Importante destacar que já existe na Bahia a Política Estadual de Convivência com O Semiárido, aprovada em 2016, que também prevê ações de Recaatingamento. Inclusive, a cobrança pela implantação efetiva dessa política é uma bandeira do Irpaa e das demais entidades que atuam na defesa da Convivência com Semiárido. Nesse sentido, uma Política de Recaatingamento também cumpriria a missão de somar às ações enquanto política pública, principalmente com a atualização dos desafios que surgiram e das práticas aprimoradas até o momento.

Durante o painel “Desafios e saídas sobre os cenários climáticos”, o diretor de Combate à Desertificação do Ministério do Meio Ambiente e Mudança do Clima, Alexandre Pires, defendeu que a transformação precisa alcançar também a forma de pensar o território: “É preciso, também, recaatingar o pensamento”.

§ MATERIAL EXTRAÍDO
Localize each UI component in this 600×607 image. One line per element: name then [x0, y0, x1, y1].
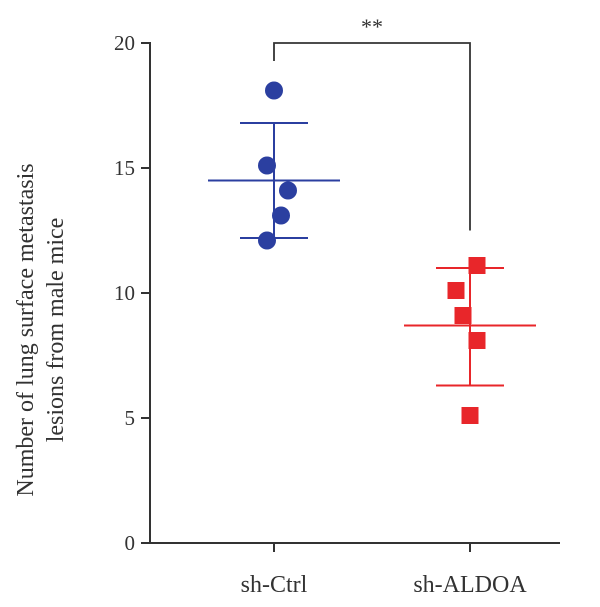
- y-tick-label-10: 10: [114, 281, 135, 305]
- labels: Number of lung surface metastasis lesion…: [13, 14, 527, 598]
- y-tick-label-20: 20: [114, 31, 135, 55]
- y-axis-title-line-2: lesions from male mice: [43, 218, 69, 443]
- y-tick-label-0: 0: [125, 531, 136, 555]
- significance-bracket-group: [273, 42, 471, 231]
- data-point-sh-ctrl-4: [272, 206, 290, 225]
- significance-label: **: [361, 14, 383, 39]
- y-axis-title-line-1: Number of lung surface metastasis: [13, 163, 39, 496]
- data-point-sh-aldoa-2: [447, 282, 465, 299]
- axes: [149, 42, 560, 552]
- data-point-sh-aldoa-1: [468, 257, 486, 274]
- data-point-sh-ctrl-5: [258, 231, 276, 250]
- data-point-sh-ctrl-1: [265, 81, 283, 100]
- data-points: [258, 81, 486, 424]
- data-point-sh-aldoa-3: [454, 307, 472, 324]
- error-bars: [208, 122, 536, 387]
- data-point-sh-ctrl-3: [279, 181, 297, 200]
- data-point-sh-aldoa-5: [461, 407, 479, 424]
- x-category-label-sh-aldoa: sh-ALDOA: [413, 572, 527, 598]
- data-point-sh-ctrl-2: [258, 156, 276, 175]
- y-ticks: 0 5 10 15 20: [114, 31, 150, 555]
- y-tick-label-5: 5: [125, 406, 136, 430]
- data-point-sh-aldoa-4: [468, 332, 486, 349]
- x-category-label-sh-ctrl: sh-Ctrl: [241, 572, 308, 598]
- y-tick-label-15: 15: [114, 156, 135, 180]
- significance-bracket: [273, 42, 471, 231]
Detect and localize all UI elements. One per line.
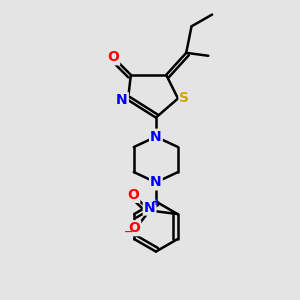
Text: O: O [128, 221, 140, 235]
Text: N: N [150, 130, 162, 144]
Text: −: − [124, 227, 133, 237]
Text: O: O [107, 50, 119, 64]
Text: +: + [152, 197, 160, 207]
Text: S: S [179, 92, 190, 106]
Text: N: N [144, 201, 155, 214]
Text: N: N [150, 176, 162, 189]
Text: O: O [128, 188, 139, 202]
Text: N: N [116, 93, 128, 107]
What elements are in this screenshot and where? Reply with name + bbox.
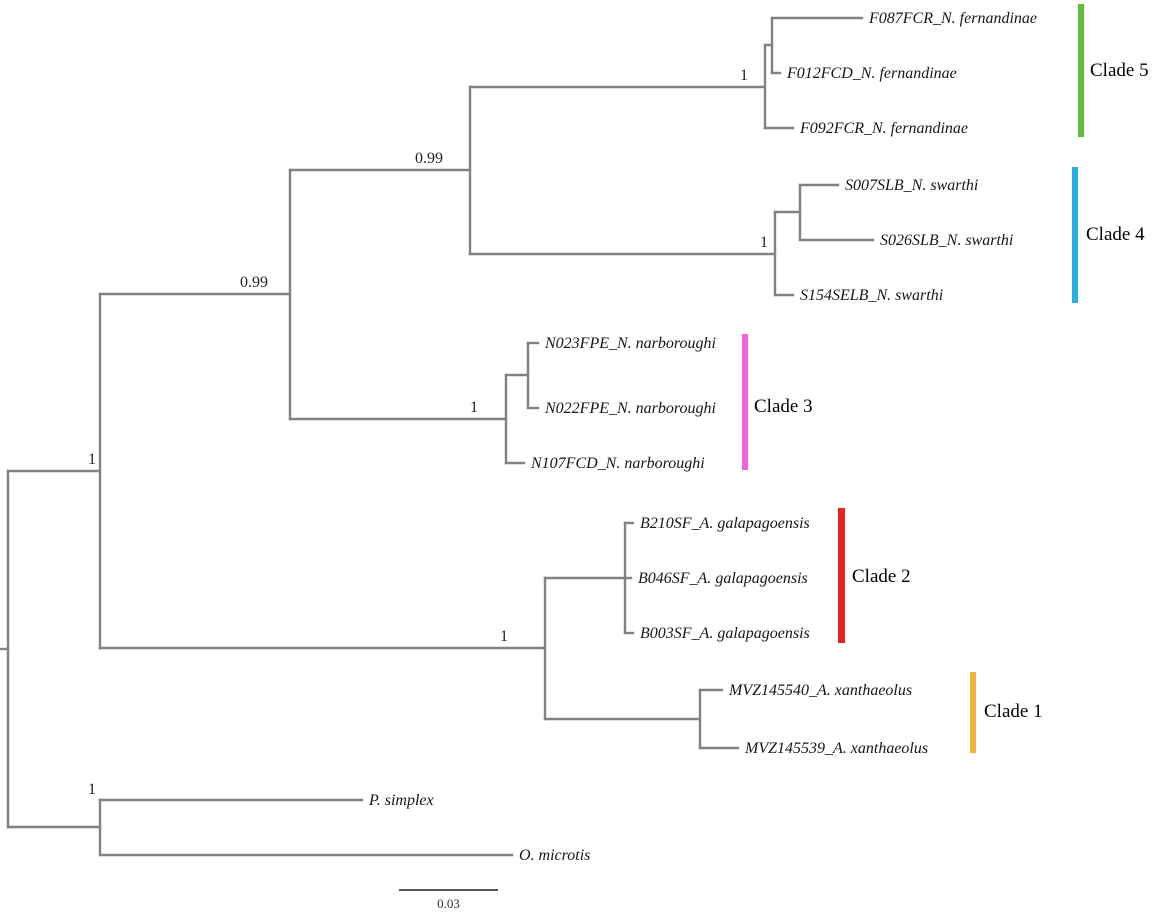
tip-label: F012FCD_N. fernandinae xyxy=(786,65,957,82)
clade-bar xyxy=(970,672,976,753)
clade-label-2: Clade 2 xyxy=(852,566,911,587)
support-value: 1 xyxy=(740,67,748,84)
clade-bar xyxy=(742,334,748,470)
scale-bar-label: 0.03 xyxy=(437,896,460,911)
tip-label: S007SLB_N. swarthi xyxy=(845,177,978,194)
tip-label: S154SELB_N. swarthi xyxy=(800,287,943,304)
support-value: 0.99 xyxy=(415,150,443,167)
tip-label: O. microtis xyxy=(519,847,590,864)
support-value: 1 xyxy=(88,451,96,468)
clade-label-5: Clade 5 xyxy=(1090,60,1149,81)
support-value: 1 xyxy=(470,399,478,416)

§ O QUE FAZER
Repita na íntegra, palavra por palavra, o trecho sobre o Recaatingamento.

§ A RESPOSTA
Importante destacar que já existe na Bahia a Política Estadual de Convivência com O Semiárido, aprovada em 2016, que também prevê ações de Recaatingamento. Inclusive, a cobrança pela implantação efetiva dessa política é uma bandeira do Irpaa e das demais entidades que atuam na defesa da Convivência com Semiárido. Nesse sentido, uma Política de Recaatingamento também cumpriria a missão de somar às ações enquanto política pública, principalmente com a atualização dos desafios que surgiram e das práticas aprimoradas até o momento.

Durante o painel “Desafios e saídas sobre os cenários climáticos”, o diretor de Combate à Desertificação do Ministério do Meio Ambiente e Mudança do Clima, Alexandre Pires, defendeu que a transformação precisa alcançar também a forma de pensar o território: “É preciso, também, recaatingar o pensamento”.